## WORK TO BE COMPLETED
Print the records below exactly as they appear.

## DATA ENTRIES
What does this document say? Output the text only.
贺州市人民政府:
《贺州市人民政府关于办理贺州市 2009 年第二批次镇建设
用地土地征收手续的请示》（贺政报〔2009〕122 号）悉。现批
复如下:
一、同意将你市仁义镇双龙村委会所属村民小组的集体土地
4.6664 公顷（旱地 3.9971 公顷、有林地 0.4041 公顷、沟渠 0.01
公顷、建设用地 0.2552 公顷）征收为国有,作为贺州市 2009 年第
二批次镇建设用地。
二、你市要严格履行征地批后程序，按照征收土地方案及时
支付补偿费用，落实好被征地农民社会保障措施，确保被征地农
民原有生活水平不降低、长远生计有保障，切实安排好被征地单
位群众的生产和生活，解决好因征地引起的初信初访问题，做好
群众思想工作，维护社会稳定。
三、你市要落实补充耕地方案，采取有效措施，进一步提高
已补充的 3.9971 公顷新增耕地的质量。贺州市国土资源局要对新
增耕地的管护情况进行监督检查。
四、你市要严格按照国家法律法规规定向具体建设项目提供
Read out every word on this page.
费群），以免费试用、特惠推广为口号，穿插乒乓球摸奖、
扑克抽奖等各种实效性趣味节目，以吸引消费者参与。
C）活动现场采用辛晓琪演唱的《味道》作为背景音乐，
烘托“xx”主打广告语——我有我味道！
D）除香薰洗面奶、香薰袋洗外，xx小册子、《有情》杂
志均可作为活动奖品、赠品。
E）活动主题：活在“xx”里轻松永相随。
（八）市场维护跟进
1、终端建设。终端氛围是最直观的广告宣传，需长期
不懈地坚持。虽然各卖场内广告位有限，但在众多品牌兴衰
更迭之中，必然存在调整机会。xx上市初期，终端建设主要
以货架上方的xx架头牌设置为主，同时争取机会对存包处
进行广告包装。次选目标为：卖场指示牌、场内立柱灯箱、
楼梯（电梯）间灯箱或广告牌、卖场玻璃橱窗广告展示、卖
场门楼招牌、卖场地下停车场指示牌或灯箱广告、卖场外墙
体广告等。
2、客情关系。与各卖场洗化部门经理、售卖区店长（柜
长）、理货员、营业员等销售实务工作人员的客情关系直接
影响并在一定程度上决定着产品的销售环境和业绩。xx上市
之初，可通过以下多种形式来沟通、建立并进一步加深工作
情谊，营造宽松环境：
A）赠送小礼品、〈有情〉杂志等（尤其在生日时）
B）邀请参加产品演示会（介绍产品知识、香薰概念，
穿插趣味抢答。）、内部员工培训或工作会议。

## FULL OUTPUT
What does this document say? Output the text only.
贺州市人民政府:
《贺州市人民政府关于办理贺州市 2009 年第二批次镇建设
用地土地征收手续的请示》（贺政报〔2009〕122 号）悉。现批
复如下:
一、同意将你市仁义镇双龙村委会所属村民小组的集体土地
4.6664 公顷（旱地 3.9971 公顷、有林地 0.4041 公顷、沟渠 0.01
公顷、建设用地 0.2552 公顷）征收为国有,作为贺州市 2009 年第
二批次镇建设用地。
二、你市要严格履行征地批后程序，按照征收土地方案及时
支付补偿费用，落实好被征地农民社会保障措施，确保被征地农
民原有生活水平不降低、长远生计有保障，切实安排好被征地单
位群众的生产和生活，解决好因征地引起的初信初访问题，做好
群众思想工作，维护社会稳定。
三、你市要落实补充耕地方案，采取有效措施，进一步提高
已补充的 3.9971 公顷新增耕地的质量。贺州市国土资源局要对新
增耕地的管护情况进行监督检查。
四、你市要严格按照国家法律法规规定向具体建设项目提供
Read out every word on this page.
费群），以免费试用、特惠推广为口号，穿插乒乓球摸奖、
扑克抽奖等各种实效性趣味节目，以吸引消费者参与。
C）活动现场采用辛晓琪演唱的《味道》作为背景音乐，
烘托“xx”主打广告语——我有我味道！
D）除香薰洗面奶、香薰袋洗外，xx小册子、《有情》杂
志均可作为活动奖品、赠品。
E）活动主题：活在“xx”里轻松永相随。
（八）市场维护跟进
1、终端建设。终端氛围是最直观的广告宣传，需长期
不懈地坚持。虽然各卖场内广告位有限，但在众多品牌兴衰
更迭之中，必然存在调整机会。xx上市初期，终端建设主要
以货架上方的xx架头牌设置为主，同时争取机会对存包处
进行广告包装。次选目标为：卖场指示牌、场内立柱灯箱、
楼梯（电梯）间灯箱或广告牌、卖场玻璃橱窗广告展示、卖
场门楼招牌、卖场地下停车场指示牌或灯箱广告、卖场外墙
体广告等。
2、客情关系。与各卖场洗化部门经理、售卖区店长（柜
长）、理货员、营业员等销售实务工作人员的客情关系直接
影响并在一定程度上决定着产品的销售环境和业绩。xx上市
之初，可通过以下多种形式来沟通、建立并进一步加深工作
情谊，营造宽松环境：
A）赠送小礼品、〈有情〉杂志等（尤其在生日时）
B）邀请参加产品演示会（介绍产品知识、香薰概念，
穿插趣味抢答。）、内部员工培训或工作会议。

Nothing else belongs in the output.